▶ [Work to do]:
Show, in full, each line of the data that contains "đích".

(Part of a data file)

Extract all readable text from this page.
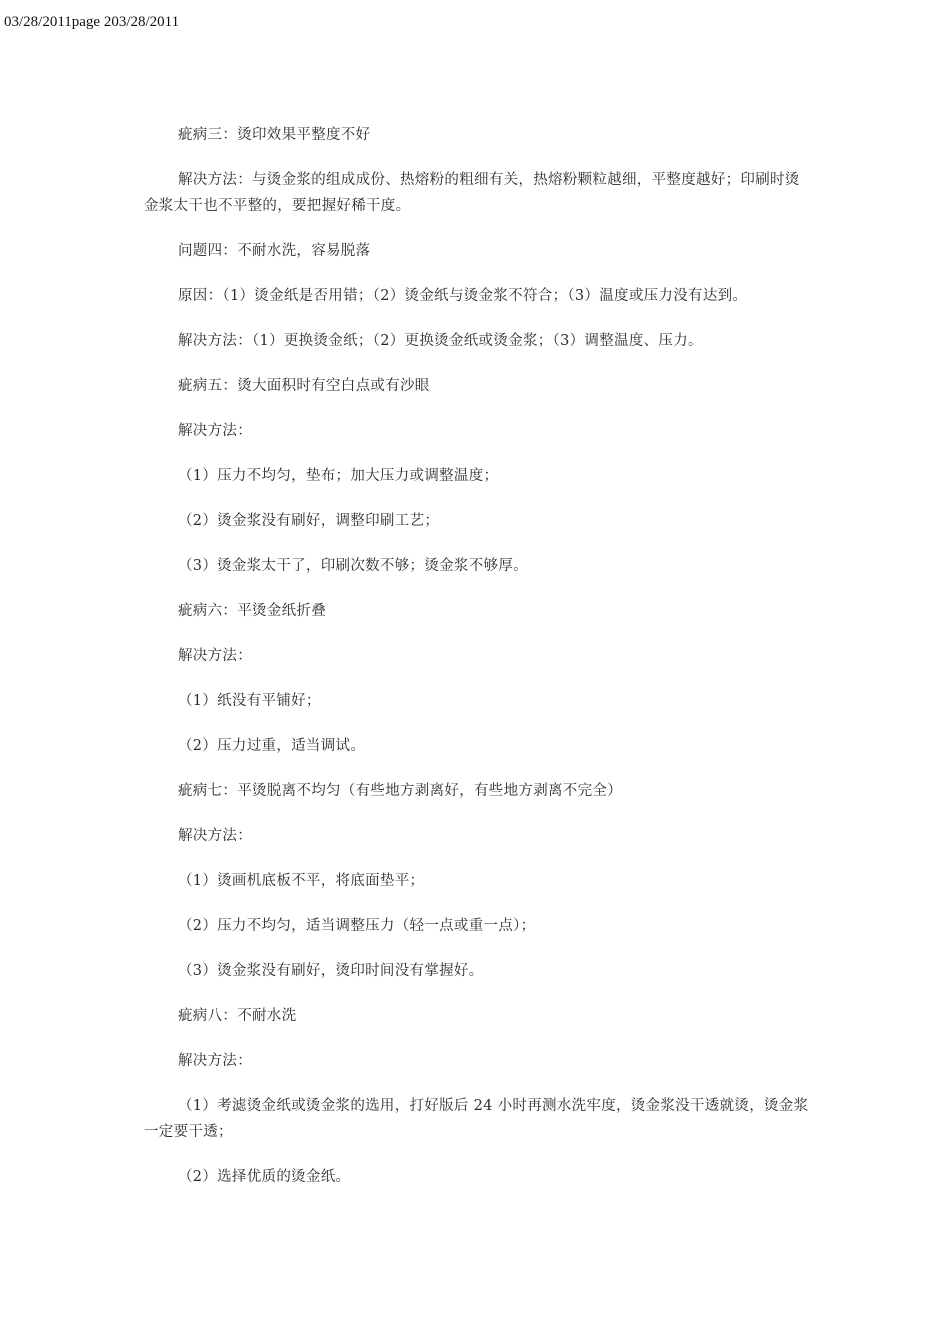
03/28/2011page 203/28/2011

疵病三：烫印效果平整度不好

解决方法：与烫金浆的组成成份、热熔粉的粗细有关，热熔粉颗粒越细，平整度越好；印刷时烫金浆太干也不平整的，要把握好稀干度。

问题四：不耐水洗，容易脱落

原因：（1）烫金纸是否用错；（2）烫金纸与烫金浆不符合；（3）温度或压力没有达到。

解决方法：（1）更换烫金纸；（2）更换烫金纸或烫金浆；（3）调整温度、压力。

疵病五：烫大面积时有空白点或有沙眼

解决方法：

（1）压力不均匀，垫布；加大压力或调整温度；

（2）烫金浆没有刷好，调整印刷工艺；

（3）烫金浆太干了，印刷次数不够；烫金浆不够厚。

疵病六：平烫金纸折叠

解决方法：

（1）纸没有平铺好；

（2）压力过重，适当调试。

疵病七：平烫脱离不均匀（有些地方剥离好，有些地方剥离不完全）

解决方法：

（1）烫画机底板不平，将底面垫平；

（2）压力不均匀，适当调整压力（轻一点或重一点）；

（3）烫金浆没有刷好，烫印时间没有掌握好。

疵病八：不耐水洗

解决方法：

（1）考滤烫金纸或烫金浆的选用，打好版后 24 小时再测水洗牢度，烫金浆没干透就烫，烫金浆一定要干透；

（2）选择优质的烫金纸。
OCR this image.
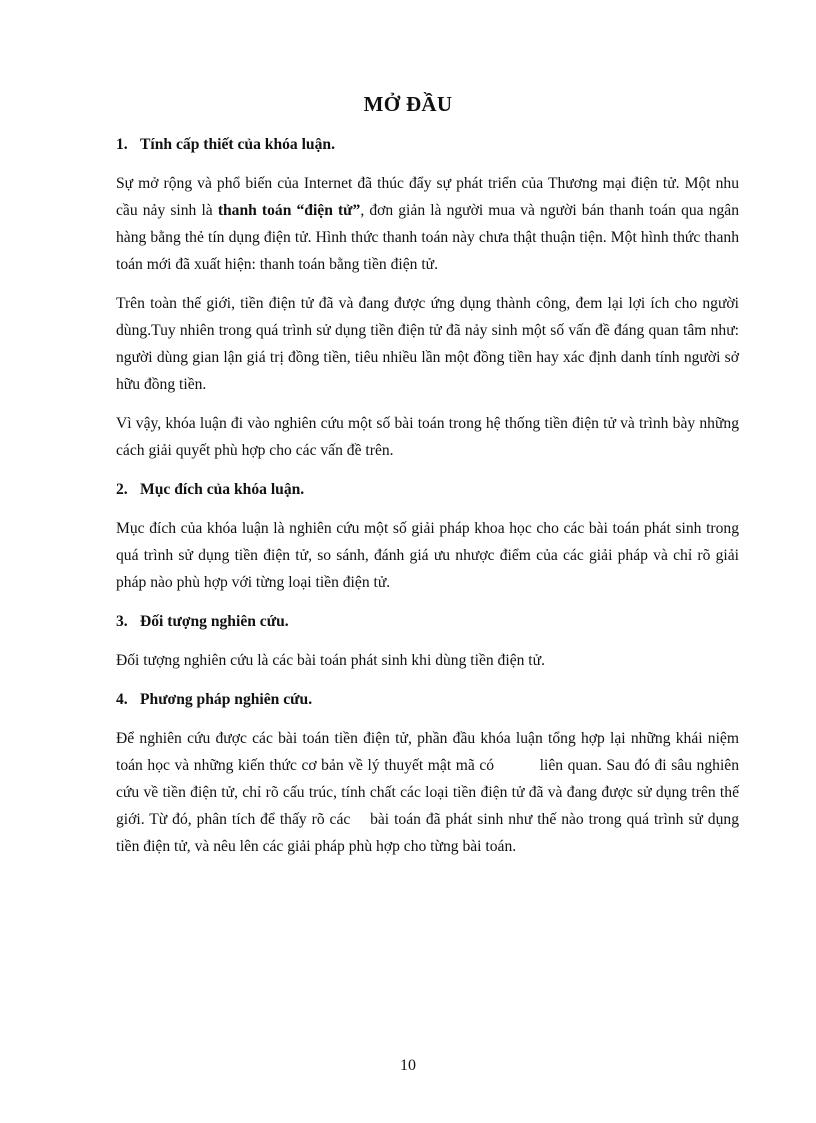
MỞ ĐẦU
1. Tính cấp thiết của khóa luận.

Sự mở rộng và phổ biến của Internet đã thúc đẩy sự phát triển của Thương mại điện tử. Một nhu cầu nảy sinh là thanh toán “điện tử”, đơn giản là người mua và người bán thanh toán qua ngân hàng bằng thẻ tín dụng điện tử. Hình thức thanh toán này chưa thật thuận tiện. Một hình thức thanh toán mới đã xuất hiện: thanh toán bằng tiền điện tử.

Trên toàn thế giới, tiền điện tử đã và đang được ứng dụng thành công, đem lại lợi ích cho người dùng.Tuy nhiên trong quá trình sử dụng tiền điện tử đã nảy sinh một số vấn đề đáng quan tâm như: người dùng gian lận giá trị đồng tiền, tiêu nhiều lần một đồng tiền hay xác định danh tính người sở hữu đồng tiền.

Vì vậy, khóa luận đi vào nghiên cứu một số bài toán trong hệ thống tiền điện tử và trình bày những cách giải quyết phù hợp cho các vấn đề trên.

2. Mục đích của khóa luận.

Mục đích của khóa luận là nghiên cứu một số giải pháp khoa học cho các bài toán phát sinh trong quá trình sử dụng tiền điện tử, so sánh, đánh giá ưu nhược điểm của các giải pháp và chỉ rõ giải pháp nào phù hợp với từng loại tiền điện tử.

3. Đối tượng nghiên cứu.

Đối tượng nghiên cứu là các bài toán phát sinh khi dùng tiền điện tử.

4. Phương pháp nghiên cứu.

Để nghiên cứu được các bài toán tiền điện tử, phần đầu khóa luận tổng hợp lại những khái niệm toán học và những kiến thức cơ bản về lý thuyết mật mã có          liên quan. Sau đó đi sâu nghiên cứu về tiền điện tử, chỉ rõ cấu trúc, tính chất các loại tiền điện tử đã và đang được sử dụng trên thế giới. Từ đó, phân tích để thấy rõ các    bài toán đã phát sinh như thế nào trong quá trình sử dụng tiền điện tử, và nêu lên các giải pháp phù hợp cho từng bài toán.

10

▶ [Full answer]:
2. Mục đích của khóa luận.
Mục đích của khóa luận là nghiên cứu một số giải pháp khoa học cho các bài toán phát sinh trong quá trình sử dụng tiền điện tử, so sánh, đánh giá ưu nhược điểm của các giải pháp và chỉ rõ giải pháp nào phù hợp với từng loại tiền điện tử.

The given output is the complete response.